◆ **PROBLEM REQUIREMENTS**: Each entry here needs to be set down again exactly, please; pictures are left out.

Data listing:
--------------------

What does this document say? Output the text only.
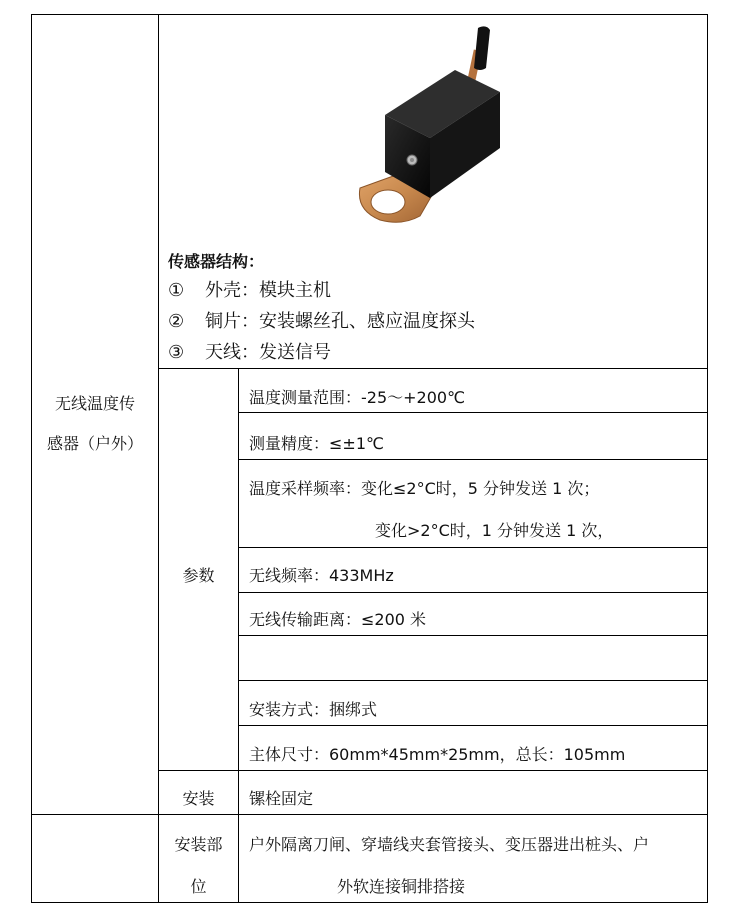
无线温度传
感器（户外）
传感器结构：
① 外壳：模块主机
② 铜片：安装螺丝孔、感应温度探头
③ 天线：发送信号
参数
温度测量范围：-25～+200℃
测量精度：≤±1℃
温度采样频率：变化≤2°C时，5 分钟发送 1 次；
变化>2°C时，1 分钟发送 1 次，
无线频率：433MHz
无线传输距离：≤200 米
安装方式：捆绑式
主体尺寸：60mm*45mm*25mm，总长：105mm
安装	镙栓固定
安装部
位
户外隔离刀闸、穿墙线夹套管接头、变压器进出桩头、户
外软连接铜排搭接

--------------------

◆ **ANSWER TO THIS TASK**:
What does this document say? Output the text only.
无线温度传
感器（户外）
传感器结构：
① 外壳：模块主机
② 铜片：安装螺丝孔、感应温度探头
③ 天线：发送信号
参数
温度测量范围：-25～+200℃
测量精度：≤±1℃
温度采样频率：变化≤2°C时，5 分钟发送 1 次；
变化>2°C时，1 分钟发送 1 次，
无线频率：433MHz
无线传输距离：≤200 米
安装方式：捆绑式
主体尺寸：60mm*45mm*25mm，总长：105mm
安装	镙栓固定
安装部
位
户外隔离刀闸、穿墙线夹套管接头、变压器进出桩头、户
外软连接铜排搭接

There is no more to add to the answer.